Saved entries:
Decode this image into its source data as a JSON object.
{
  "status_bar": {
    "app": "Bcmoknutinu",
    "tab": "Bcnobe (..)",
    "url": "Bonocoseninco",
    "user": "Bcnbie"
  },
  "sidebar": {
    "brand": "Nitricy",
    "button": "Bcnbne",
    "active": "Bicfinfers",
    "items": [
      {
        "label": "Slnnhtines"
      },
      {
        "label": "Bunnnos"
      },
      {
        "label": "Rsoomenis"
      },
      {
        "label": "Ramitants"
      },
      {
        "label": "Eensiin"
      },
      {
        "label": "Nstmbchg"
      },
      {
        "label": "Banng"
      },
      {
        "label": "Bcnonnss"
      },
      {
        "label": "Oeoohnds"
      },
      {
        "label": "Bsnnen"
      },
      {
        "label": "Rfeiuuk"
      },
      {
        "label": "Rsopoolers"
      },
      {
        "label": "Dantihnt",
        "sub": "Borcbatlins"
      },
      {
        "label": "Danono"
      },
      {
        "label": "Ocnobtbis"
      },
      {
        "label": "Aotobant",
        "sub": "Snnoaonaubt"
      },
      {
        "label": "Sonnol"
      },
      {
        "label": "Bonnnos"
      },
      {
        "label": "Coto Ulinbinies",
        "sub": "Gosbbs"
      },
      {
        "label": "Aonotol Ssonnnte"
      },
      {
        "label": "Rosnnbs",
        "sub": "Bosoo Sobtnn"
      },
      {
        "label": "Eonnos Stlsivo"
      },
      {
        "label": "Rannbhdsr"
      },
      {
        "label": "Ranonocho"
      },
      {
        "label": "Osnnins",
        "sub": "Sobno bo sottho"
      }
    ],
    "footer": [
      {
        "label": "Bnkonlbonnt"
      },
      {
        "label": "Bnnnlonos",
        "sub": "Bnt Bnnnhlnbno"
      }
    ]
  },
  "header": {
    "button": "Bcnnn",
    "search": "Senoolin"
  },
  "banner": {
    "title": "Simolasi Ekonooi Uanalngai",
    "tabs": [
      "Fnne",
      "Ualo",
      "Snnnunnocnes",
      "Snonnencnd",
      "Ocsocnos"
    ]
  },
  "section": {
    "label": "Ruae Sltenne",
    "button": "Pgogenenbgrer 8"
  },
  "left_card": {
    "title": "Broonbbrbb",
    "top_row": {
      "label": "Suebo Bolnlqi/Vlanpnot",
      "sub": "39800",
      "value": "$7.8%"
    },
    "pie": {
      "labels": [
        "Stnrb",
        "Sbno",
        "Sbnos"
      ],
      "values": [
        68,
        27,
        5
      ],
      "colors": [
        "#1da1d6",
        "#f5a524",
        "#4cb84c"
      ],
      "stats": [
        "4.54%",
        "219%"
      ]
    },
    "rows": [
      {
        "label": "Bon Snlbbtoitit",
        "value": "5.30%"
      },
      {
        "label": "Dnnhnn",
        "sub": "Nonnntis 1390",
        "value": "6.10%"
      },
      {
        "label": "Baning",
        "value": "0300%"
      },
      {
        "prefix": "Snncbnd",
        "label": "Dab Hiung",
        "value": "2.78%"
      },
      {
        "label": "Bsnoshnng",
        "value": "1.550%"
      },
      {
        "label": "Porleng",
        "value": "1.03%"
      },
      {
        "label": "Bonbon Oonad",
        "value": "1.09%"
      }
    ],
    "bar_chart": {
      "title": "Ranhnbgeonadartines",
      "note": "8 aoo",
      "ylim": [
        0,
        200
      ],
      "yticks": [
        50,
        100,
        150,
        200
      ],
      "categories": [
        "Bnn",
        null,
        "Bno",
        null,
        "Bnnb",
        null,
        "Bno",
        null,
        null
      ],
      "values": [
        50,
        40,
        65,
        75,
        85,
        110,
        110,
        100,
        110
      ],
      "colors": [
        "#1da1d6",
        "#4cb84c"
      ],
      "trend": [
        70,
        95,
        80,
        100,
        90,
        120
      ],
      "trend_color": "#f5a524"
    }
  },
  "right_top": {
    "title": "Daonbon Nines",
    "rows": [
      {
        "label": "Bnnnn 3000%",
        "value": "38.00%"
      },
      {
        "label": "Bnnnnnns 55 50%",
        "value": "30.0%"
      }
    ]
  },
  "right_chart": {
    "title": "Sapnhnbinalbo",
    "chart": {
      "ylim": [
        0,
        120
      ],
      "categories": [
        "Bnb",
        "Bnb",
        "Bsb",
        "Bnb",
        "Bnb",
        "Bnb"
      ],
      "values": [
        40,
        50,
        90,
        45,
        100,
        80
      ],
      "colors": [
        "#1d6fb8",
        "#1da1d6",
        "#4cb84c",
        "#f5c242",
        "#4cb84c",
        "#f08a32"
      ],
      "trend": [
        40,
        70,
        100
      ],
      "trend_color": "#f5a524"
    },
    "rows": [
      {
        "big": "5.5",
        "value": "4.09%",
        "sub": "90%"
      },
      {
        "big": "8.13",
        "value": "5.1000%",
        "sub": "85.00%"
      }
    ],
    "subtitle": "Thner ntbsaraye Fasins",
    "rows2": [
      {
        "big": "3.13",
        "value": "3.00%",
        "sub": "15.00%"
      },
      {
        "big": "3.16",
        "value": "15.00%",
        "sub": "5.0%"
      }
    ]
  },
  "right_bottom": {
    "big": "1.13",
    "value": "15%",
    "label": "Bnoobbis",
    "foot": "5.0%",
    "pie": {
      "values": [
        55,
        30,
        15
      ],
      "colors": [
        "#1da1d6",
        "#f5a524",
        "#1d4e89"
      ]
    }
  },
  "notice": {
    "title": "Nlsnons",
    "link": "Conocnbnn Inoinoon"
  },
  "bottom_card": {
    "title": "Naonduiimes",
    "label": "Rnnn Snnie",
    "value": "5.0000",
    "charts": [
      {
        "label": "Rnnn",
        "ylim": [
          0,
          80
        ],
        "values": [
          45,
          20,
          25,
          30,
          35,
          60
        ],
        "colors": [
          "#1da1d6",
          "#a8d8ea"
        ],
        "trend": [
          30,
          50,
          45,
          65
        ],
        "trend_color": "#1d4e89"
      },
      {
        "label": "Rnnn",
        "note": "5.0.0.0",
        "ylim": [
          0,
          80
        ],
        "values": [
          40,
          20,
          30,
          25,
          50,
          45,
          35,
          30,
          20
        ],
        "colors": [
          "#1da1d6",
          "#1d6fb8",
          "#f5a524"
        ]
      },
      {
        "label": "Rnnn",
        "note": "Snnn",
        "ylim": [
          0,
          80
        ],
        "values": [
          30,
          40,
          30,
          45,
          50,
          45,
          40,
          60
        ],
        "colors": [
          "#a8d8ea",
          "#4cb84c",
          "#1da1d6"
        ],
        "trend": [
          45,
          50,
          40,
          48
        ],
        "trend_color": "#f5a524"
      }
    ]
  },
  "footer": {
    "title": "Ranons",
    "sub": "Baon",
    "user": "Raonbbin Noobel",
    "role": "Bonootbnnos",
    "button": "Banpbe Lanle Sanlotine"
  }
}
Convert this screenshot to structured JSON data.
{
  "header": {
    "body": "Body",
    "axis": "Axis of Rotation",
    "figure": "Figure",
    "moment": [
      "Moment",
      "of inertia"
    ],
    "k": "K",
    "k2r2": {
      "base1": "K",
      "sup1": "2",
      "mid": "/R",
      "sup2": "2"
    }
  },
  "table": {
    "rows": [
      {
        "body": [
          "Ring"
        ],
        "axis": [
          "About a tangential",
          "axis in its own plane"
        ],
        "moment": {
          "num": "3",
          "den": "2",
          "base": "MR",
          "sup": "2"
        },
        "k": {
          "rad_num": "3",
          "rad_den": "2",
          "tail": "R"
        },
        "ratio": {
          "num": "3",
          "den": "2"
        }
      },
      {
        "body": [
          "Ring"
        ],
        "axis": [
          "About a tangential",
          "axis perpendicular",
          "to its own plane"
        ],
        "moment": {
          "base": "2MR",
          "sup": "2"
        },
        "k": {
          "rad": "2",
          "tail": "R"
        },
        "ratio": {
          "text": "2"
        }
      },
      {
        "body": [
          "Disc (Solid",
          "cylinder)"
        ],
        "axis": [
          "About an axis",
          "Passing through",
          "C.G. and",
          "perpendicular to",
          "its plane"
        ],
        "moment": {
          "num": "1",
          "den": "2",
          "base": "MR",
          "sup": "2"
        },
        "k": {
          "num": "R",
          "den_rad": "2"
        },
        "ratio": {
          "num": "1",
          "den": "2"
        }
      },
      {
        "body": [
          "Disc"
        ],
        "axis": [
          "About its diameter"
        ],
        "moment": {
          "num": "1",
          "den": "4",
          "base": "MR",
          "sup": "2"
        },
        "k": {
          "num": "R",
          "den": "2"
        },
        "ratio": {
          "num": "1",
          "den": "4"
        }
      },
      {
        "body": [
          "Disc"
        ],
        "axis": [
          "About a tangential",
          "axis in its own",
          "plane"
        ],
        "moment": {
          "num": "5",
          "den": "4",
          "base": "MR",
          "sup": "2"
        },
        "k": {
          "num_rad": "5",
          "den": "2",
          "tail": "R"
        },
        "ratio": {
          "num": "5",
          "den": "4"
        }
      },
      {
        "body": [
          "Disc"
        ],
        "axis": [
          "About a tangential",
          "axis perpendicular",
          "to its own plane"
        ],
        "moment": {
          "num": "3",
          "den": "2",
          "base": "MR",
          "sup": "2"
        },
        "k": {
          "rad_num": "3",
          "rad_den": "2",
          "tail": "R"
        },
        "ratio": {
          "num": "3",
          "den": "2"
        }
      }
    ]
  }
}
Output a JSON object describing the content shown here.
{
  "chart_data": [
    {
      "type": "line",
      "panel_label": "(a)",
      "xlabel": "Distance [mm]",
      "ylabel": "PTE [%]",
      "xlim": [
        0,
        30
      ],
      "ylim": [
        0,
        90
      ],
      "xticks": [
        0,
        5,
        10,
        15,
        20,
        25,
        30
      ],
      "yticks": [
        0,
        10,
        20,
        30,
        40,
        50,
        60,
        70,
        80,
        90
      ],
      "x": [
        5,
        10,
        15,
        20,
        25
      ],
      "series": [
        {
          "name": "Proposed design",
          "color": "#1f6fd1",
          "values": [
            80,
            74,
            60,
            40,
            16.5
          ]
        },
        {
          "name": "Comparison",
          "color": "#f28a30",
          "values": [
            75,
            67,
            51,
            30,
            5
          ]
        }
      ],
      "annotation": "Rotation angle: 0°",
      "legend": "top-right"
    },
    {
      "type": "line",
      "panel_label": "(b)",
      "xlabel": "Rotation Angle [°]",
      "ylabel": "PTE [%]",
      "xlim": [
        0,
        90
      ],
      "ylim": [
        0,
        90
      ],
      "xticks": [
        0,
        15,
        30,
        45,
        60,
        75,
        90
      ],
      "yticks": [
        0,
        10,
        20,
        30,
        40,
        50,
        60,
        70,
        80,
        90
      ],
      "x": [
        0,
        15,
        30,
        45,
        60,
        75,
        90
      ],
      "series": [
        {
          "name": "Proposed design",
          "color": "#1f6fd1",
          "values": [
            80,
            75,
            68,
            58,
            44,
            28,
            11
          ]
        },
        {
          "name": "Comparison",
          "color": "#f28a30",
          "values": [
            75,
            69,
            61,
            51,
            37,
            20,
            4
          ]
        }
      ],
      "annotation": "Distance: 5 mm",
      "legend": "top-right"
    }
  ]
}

PROBLEM REQUIREMENTS
How many of these lines contain "this"? Write only the number.

PROBLEM SOLUTION
2